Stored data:
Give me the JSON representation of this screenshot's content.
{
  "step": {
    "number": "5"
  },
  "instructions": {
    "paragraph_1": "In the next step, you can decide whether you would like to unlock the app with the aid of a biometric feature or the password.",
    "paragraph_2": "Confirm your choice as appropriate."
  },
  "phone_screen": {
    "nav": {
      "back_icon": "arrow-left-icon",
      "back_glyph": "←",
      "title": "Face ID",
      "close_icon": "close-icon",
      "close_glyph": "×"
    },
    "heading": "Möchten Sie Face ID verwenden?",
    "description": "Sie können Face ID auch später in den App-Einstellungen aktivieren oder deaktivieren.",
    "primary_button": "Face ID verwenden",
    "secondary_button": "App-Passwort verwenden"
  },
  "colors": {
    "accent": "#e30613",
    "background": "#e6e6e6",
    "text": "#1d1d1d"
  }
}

_Exercise task_
Print the material once more, exactly.

_The reply_
Give me the JSON representation of this screenshot's content.
{
  "step": {
    "number": "5"
  },
  "instructions": {
    "paragraph_1": "In the next step, you can decide whether you would like to unlock the app with the aid of a biometric feature or the password.",
    "paragraph_2": "Confirm your choice as appropriate."
  },
  "phone_screen": {
    "nav": {
      "back_icon": "arrow-left-icon",
      "back_glyph": "←",
      "title": "Face ID",
      "close_icon": "close-icon",
      "close_glyph": "×"
    },
    "heading": "Möchten Sie Face ID verwenden?",
    "description": "Sie können Face ID auch später in den App-Einstellungen aktivieren oder deaktivieren.",
    "primary_button": "Face ID verwenden",
    "secondary_button": "App-Passwort verwenden"
  },
  "colors": {
    "accent": "#e30613",
    "background": "#e6e6e6",
    "text": "#1d1d1d"
  }
}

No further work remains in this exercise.